- [Requirement]: Repeat each record exactly as written, and drop any images.

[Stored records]
##############################

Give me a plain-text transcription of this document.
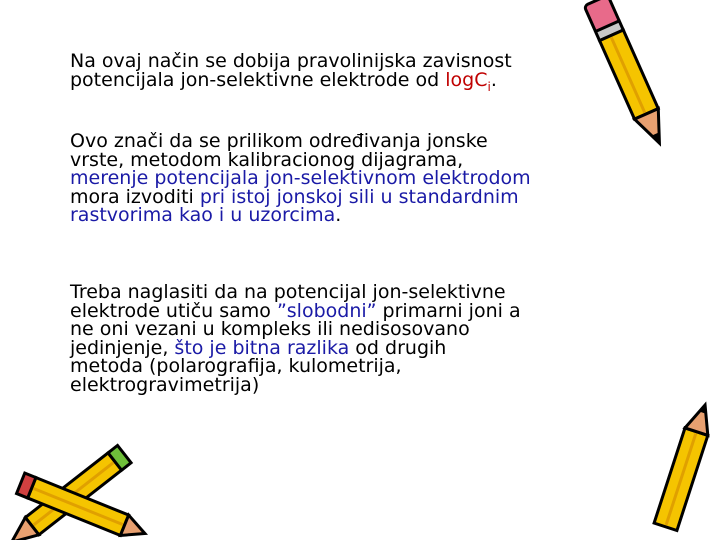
Na ovaj način se dobija pravolinijska zavisnost
potencijala jon-selektivne elektrode od logC$_i$.
Ovo znači da se prilikom određivanja jonske
vrste, metodom kalibracionog dijagrama,
merenje potencijala jon-selektivnom elektrodom
mora izvoditi pri istoj jonskoj sili u standardnim
rastvorima kao i u uzorcima.
Treba naglasiti da na potencijal jon-selektivne
elektrode utiču samo ”slobodni” primarni joni a
ne oni vezani u kompleks ili nedisosovano
jedinjenje, što je bitna razlika od drugih
metoda (polarografija, kulometrija,
elektrogravimetrija)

##############################

- [Task answer]:
Give me a plain-text transcription of this document.
Na ovaj način se dobija pravolinijska zavisnost
potencijala jon-selektivne elektrode od logC$_i$.
Ovo znači da se prilikom određivanja jonske
vrste, metodom kalibracionog dijagrama,
merenje potencijala jon-selektivnom elektrodom
mora izvoditi pri istoj jonskoj sili u standardnim
rastvorima kao i u uzorcima.
Treba naglasiti da na potencijal jon-selektivne
elektrode utiču samo ”slobodni” primarni joni a
ne oni vezani u kompleks ili nedisosovano
jedinjenje, što je bitna razlika od drugih
metoda (polarografija, kulometrija,
elektrogravimetrija)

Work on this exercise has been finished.